• _Problem to work on_: Filter the entries below, keeping only lines with the word "speed".

(Collected data entries)
⁂
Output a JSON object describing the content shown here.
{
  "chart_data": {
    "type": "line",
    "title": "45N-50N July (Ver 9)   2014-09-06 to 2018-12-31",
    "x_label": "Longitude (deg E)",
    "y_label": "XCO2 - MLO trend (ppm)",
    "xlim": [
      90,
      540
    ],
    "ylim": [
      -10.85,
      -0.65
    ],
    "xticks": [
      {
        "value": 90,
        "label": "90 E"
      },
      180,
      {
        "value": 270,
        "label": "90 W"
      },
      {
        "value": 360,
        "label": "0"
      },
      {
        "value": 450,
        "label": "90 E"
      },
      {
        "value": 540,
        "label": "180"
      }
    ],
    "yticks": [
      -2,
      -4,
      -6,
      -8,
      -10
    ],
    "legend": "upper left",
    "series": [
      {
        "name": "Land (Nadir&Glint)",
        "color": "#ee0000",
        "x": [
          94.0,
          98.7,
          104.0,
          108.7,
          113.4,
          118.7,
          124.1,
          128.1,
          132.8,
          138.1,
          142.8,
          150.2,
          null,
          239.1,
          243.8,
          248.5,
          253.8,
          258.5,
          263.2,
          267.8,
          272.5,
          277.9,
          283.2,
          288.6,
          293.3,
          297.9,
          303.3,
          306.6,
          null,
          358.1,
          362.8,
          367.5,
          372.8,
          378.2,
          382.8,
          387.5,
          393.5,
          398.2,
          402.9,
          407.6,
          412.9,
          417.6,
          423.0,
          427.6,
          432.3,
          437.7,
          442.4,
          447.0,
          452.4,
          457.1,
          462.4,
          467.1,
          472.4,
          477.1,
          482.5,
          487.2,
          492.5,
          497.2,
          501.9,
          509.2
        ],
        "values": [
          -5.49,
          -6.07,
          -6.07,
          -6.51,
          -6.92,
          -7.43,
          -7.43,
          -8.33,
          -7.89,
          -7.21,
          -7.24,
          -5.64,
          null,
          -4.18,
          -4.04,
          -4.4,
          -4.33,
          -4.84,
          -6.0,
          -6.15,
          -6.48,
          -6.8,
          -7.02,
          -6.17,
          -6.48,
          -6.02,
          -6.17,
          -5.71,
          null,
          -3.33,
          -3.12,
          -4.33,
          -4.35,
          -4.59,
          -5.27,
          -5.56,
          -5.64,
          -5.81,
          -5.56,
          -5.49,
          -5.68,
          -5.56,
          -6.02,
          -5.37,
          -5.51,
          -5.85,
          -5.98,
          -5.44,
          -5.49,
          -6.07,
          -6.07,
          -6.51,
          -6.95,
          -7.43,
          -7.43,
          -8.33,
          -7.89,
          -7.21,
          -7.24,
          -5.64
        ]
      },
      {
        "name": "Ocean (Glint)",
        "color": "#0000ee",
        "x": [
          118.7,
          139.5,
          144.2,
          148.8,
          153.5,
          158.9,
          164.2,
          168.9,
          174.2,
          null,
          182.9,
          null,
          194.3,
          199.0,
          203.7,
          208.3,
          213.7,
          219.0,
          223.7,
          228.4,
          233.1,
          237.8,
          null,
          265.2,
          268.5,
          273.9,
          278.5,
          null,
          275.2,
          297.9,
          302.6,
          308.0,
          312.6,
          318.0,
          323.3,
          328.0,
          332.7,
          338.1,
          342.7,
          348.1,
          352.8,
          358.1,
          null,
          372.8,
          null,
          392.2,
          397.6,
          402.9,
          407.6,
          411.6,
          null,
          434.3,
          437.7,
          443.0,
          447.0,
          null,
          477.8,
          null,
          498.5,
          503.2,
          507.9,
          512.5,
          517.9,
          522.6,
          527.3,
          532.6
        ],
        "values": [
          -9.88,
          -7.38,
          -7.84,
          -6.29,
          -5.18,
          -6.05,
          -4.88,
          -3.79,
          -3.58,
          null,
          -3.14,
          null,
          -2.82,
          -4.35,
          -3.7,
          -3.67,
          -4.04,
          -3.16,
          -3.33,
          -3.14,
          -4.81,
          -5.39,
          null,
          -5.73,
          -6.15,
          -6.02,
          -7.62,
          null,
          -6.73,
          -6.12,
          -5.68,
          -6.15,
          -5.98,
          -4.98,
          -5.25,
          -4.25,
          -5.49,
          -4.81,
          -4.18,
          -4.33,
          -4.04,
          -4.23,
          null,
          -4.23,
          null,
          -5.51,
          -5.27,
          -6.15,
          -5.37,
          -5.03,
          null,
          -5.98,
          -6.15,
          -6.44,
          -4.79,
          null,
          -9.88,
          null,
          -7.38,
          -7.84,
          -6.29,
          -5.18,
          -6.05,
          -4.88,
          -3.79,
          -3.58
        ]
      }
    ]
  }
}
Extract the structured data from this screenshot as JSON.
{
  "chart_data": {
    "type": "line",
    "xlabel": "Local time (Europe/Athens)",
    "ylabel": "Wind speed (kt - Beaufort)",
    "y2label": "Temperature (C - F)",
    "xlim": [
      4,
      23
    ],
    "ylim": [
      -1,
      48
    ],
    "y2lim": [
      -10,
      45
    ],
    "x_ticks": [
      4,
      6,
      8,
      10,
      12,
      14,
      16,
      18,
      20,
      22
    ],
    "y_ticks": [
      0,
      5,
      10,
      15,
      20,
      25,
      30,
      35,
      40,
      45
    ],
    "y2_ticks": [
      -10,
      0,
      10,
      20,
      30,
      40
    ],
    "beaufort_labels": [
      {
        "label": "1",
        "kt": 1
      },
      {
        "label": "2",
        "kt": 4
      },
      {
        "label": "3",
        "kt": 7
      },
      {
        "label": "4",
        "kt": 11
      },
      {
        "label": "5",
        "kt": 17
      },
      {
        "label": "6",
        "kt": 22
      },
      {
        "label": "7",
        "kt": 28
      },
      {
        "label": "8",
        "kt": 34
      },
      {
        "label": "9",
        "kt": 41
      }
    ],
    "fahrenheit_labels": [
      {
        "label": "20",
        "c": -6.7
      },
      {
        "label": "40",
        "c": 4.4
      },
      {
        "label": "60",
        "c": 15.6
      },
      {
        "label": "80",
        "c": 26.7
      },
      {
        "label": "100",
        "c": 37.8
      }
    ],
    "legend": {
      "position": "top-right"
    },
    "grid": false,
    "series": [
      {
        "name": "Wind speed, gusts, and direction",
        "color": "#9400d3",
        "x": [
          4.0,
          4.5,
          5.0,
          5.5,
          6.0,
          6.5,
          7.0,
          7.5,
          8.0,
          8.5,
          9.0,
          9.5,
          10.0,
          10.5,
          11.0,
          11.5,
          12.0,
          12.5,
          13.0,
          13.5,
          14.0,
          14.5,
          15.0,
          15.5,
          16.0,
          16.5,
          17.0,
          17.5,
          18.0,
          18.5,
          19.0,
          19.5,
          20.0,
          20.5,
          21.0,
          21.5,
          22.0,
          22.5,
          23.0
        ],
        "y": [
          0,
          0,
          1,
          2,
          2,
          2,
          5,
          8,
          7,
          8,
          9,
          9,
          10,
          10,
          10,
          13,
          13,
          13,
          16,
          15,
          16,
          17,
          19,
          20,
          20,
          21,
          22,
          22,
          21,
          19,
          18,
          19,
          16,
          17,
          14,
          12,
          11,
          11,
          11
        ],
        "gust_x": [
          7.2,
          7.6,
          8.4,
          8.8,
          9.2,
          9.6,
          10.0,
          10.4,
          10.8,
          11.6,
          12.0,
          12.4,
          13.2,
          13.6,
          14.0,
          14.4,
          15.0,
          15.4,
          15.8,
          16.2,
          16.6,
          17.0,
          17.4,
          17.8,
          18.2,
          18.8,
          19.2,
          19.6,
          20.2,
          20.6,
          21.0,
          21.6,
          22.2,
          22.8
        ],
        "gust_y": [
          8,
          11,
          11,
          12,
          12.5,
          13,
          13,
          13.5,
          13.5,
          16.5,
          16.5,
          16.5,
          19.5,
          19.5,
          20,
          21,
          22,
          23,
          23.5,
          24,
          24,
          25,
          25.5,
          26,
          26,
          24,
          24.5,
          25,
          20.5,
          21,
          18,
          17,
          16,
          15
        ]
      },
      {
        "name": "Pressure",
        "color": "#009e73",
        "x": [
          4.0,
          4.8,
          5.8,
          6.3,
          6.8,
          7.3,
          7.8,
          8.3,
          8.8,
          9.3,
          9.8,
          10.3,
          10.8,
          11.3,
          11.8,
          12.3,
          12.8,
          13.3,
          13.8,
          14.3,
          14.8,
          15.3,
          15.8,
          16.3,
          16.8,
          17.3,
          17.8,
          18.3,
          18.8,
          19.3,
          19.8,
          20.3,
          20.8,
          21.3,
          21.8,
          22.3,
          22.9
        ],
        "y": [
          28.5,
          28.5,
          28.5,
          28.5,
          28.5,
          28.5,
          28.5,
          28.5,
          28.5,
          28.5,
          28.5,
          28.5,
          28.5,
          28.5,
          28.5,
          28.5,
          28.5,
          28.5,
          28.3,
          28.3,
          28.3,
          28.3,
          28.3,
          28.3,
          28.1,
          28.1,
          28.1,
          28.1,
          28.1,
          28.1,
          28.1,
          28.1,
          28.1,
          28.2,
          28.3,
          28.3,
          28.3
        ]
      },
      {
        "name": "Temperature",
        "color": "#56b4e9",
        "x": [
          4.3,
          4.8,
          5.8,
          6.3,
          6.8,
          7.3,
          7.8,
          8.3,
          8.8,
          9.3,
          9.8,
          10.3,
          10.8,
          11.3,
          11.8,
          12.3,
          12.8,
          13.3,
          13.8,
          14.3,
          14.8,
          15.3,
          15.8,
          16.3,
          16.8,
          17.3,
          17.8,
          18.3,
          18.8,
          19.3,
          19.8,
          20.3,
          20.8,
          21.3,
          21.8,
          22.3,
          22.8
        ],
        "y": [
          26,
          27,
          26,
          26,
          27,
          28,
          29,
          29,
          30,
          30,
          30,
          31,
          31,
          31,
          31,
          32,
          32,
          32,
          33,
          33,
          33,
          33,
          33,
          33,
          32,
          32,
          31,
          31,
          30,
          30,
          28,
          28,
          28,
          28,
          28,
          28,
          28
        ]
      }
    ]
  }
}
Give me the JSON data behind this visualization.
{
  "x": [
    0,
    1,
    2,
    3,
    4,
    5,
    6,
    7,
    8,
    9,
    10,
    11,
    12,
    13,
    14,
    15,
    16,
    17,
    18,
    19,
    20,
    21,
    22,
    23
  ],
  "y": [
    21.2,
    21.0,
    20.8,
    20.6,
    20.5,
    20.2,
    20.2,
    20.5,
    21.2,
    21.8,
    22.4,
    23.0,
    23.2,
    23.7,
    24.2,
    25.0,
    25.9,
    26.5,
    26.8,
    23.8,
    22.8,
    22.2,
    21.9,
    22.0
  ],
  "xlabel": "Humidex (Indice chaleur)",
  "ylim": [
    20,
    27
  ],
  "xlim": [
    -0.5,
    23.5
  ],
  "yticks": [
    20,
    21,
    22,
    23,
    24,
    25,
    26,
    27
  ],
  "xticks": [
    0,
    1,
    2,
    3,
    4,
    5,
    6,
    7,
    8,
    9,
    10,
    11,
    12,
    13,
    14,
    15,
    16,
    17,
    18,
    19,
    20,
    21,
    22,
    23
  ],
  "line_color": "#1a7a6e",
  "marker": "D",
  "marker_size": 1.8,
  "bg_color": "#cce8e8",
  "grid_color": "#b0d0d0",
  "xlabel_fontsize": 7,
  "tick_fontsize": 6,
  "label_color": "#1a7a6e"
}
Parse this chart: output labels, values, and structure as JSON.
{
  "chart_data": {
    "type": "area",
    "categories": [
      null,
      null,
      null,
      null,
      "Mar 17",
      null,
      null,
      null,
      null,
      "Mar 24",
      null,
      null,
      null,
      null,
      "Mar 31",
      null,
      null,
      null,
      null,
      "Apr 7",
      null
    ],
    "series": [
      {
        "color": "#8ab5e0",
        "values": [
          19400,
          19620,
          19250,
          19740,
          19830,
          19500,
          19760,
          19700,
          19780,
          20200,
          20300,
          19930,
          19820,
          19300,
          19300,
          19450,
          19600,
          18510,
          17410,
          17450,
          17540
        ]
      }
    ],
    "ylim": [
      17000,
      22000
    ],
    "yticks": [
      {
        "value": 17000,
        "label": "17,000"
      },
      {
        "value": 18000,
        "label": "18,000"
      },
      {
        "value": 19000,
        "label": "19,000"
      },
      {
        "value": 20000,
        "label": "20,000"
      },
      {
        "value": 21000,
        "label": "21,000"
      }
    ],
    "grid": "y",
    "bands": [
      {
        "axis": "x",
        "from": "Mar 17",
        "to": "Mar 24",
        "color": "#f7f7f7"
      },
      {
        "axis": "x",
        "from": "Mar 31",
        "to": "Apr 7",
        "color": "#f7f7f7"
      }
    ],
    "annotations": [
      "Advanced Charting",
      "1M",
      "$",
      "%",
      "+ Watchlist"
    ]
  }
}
⁂
• _Reply_:
    "ylabel": "Wind speed (kt - Beaufort)",
        "name": "Wind speed, gusts, and direction",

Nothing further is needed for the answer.